--- begin Entries shown ---

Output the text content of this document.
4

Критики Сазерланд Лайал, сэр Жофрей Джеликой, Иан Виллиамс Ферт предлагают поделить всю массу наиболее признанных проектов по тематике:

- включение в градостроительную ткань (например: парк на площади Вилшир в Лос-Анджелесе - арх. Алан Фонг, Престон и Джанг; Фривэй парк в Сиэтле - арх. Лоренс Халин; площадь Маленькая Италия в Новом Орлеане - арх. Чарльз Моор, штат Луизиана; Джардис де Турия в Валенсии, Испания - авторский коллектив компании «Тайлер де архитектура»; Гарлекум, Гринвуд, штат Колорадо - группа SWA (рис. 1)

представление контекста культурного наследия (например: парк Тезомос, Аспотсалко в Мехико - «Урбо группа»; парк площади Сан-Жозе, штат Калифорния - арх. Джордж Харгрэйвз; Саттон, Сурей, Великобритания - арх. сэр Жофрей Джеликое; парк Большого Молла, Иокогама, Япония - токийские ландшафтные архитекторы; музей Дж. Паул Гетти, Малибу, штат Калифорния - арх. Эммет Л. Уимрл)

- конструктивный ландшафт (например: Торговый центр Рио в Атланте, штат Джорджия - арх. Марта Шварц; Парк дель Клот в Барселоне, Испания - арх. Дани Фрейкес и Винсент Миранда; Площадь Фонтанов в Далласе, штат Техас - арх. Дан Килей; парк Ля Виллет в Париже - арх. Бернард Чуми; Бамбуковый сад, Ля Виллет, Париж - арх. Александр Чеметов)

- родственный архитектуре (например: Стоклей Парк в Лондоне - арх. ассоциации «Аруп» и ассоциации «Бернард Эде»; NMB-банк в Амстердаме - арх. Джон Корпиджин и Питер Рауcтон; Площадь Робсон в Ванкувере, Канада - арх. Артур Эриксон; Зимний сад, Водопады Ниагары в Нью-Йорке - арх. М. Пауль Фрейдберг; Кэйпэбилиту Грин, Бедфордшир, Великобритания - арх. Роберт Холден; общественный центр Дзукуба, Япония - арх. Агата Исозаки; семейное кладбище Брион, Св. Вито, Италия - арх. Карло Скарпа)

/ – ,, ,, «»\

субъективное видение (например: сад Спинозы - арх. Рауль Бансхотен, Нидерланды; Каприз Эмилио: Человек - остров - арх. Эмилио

--- end Entries shown ---
--- begin Entries shown ---

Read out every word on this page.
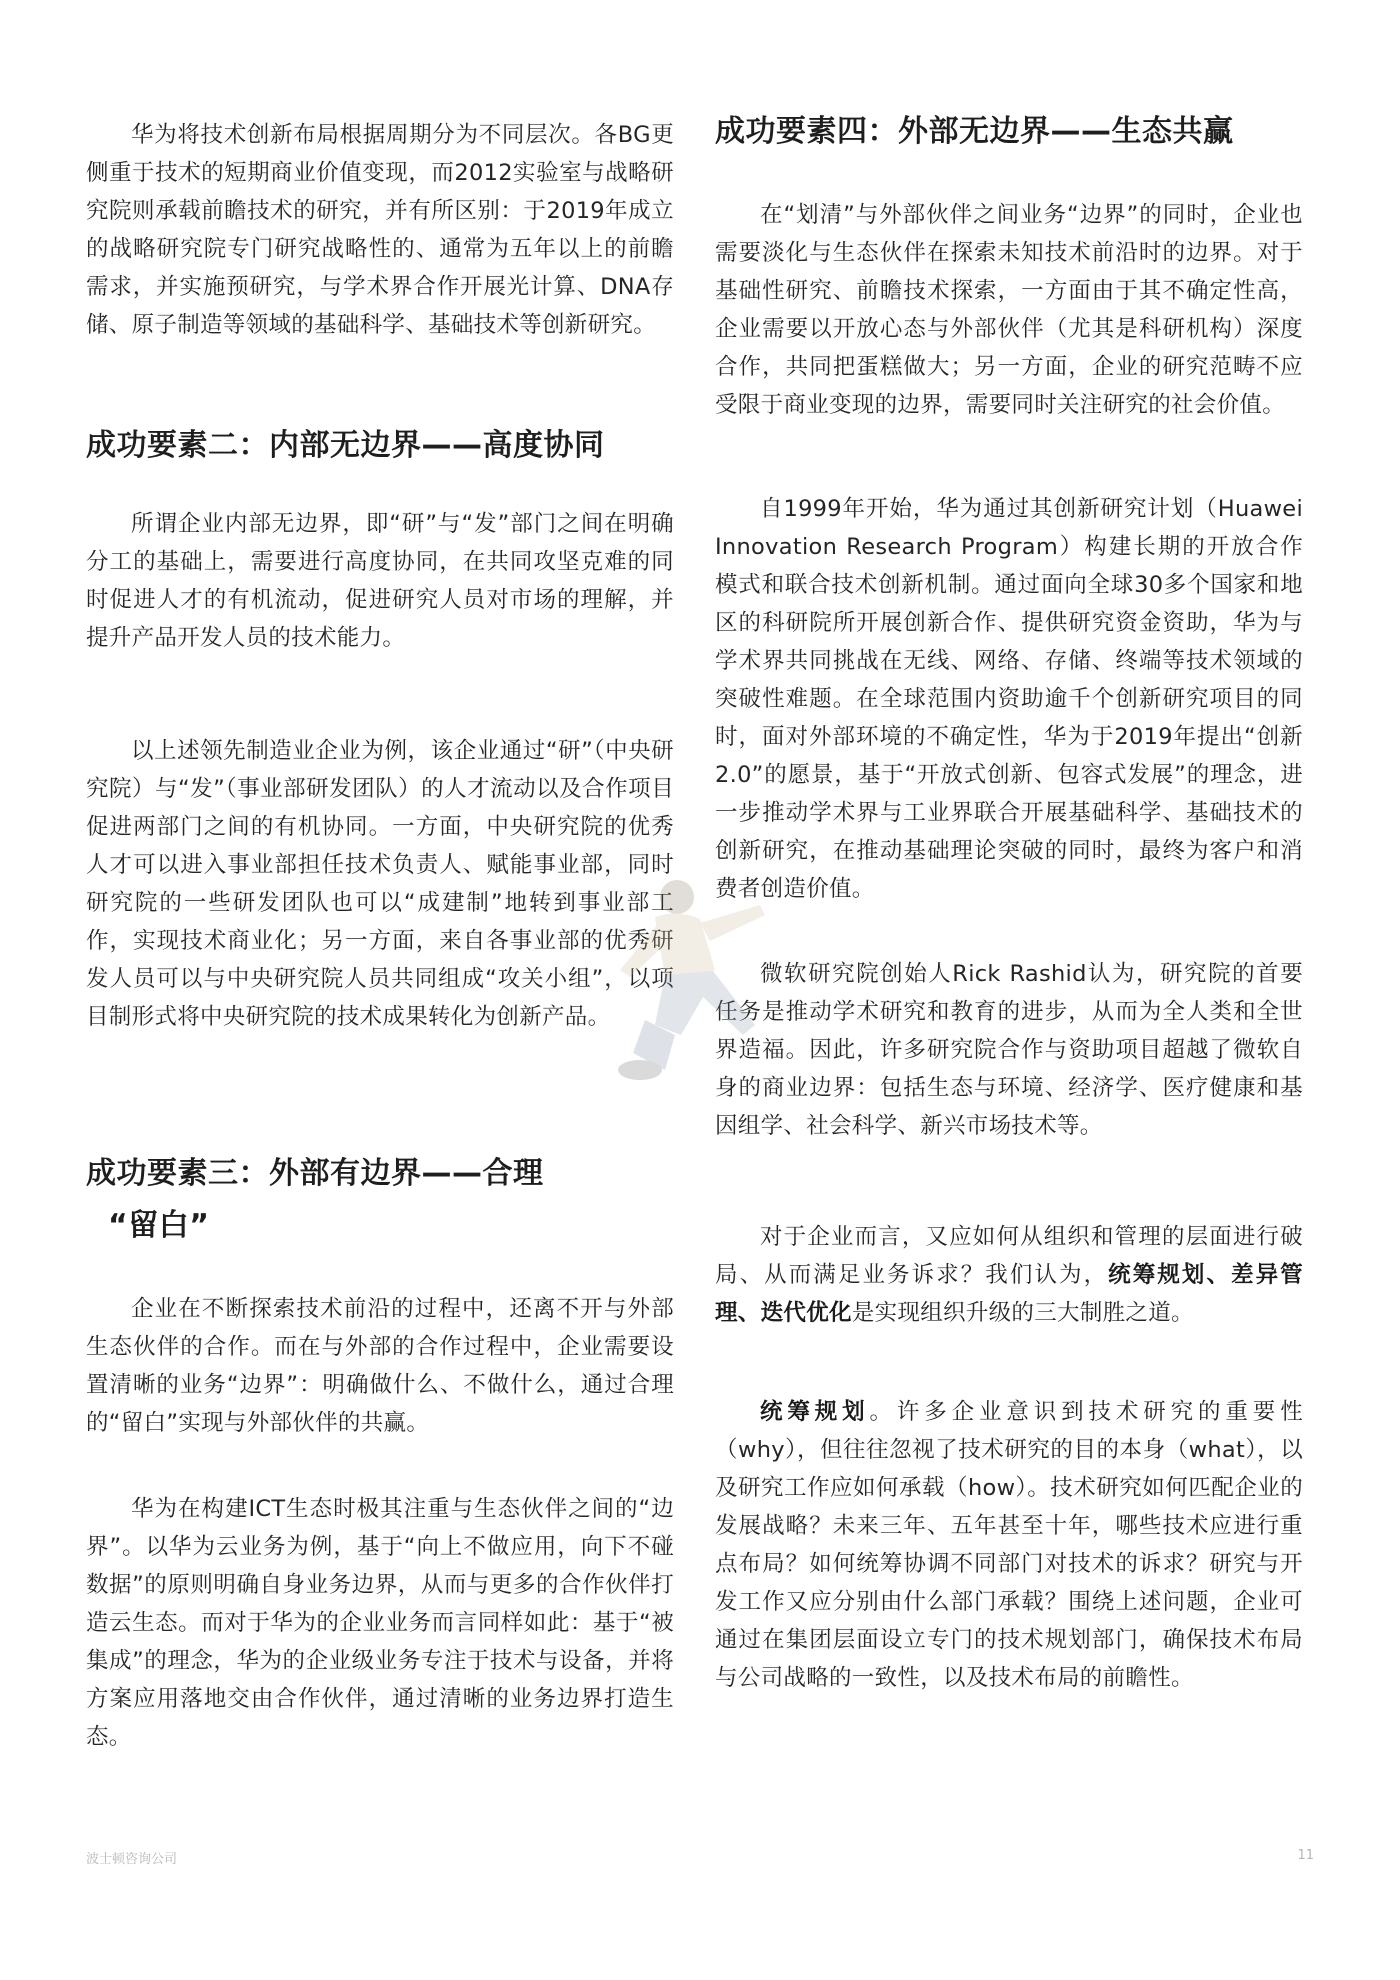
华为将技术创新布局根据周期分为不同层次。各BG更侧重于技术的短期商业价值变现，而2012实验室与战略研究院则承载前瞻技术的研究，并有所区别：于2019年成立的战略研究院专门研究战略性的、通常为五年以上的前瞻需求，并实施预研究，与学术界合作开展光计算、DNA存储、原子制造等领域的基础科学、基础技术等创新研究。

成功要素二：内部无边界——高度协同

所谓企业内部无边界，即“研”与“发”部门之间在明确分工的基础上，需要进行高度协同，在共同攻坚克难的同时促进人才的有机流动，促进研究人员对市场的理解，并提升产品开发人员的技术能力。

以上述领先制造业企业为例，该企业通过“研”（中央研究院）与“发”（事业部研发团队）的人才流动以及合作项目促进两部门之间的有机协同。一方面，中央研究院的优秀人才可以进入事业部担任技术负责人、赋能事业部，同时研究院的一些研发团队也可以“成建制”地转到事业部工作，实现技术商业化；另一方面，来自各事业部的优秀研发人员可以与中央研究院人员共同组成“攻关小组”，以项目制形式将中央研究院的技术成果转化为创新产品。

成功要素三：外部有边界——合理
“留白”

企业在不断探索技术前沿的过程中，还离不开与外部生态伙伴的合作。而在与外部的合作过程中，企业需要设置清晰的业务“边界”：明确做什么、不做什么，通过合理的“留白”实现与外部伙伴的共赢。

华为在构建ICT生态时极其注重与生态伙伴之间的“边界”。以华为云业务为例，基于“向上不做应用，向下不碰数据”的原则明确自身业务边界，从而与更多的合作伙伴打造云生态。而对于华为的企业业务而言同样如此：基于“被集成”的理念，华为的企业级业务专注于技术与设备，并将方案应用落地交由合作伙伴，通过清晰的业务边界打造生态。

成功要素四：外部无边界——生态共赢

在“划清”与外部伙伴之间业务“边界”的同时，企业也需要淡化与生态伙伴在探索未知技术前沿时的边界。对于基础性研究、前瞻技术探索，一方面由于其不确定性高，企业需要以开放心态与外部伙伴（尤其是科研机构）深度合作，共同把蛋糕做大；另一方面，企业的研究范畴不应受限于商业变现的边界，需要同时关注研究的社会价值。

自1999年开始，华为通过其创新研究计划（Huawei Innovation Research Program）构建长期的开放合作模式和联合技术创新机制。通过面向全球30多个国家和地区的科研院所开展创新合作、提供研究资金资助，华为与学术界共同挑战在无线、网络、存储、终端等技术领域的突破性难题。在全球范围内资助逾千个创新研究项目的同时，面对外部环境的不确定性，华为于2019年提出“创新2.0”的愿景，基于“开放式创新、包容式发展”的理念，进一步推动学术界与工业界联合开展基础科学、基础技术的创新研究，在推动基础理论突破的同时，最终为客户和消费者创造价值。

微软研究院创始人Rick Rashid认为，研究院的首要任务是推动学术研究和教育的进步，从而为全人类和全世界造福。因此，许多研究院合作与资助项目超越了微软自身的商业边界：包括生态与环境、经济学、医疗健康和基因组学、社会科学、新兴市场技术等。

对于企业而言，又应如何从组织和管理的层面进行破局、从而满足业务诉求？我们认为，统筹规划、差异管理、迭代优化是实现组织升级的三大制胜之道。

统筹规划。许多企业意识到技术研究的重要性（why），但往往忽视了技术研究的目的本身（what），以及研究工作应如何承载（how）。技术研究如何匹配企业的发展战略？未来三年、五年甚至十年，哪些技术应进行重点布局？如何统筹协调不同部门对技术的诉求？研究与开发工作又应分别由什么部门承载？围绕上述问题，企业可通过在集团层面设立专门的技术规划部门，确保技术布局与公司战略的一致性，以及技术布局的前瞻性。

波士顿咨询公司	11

--- end Entries shown ---
--- begin Entries shown ---

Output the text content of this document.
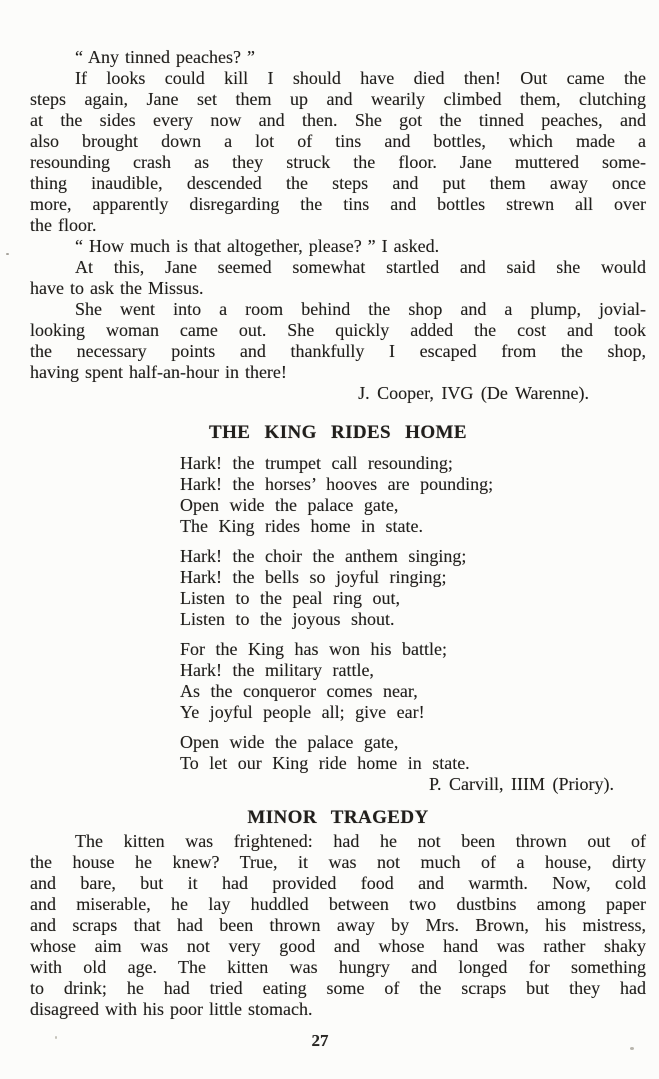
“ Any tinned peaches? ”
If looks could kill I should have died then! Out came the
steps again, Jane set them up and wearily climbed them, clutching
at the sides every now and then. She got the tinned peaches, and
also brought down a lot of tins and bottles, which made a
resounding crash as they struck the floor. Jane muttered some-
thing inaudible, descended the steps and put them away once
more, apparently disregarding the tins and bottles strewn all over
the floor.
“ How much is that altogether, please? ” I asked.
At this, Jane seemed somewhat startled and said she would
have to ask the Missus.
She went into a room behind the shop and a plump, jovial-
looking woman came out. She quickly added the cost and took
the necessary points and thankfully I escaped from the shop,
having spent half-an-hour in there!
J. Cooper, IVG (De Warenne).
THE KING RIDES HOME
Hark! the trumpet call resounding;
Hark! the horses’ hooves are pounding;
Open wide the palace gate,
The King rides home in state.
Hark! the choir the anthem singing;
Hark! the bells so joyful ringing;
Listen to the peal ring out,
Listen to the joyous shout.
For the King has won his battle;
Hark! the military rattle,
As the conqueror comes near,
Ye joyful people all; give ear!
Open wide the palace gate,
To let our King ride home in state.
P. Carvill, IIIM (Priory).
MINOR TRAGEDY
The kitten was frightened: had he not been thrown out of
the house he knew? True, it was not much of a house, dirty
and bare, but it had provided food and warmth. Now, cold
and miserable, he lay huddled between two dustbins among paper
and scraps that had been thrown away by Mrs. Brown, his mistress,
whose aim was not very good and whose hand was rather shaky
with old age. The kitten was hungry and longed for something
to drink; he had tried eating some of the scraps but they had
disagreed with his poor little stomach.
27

--- end Entries shown ---

Filter the records above for lines containing the word "штат", and copy those lines.

Response to this exercise:
- включение в градостроительную ткань (например: парк на площади Вилшир в Лос-Анджелесе - арх. Алан Фонг, Престон и Джанг; Фривэй парк в Сиэтле - арх. Лоренс Халин; площадь Маленькая Италия в Новом Орлеане - арх. Чарльз Моор, штат Луизиана; Джардис де Турия в Валенсии, Испания - авторский коллектив компании «Тайлер де архитектура»; Гарлекум, Гринвуд, штат Колорадо - группа SWA (рис. 1)
представление контекста культурного наследия (например: парк Тезомос, Аспотсалко в Мехико - «Урбо группа»; парк площади Сан-Жозе, штат Калифорния - арх. Джордж Харгрэйвз; Саттон, Сурей, Великобритания - арх. сэр Жофрей Джеликое; парк Большого Молла, Иокогама, Япония - токийские ландшафтные архитекторы; музей Дж. Паул Гетти, Малибу, штат Калифорния - арх. Эммет Л. Уимрл)
- конструктивный ландшафт (например: Торговый центр Рио в Атланте, штат Джорджия - арх. Марта Шварц; Парк дель Клот в Барселоне, Испания - арх. Дани Фрейкес и Винсент Миранда; Площадь Фонтанов в Далласе, штат Техас - арх. Дан Килей; парк Ля Виллет в Париже - арх. Бернард Чуми; Бамбуковый сад, Ля Виллет, Париж - арх. Александр Чеметов)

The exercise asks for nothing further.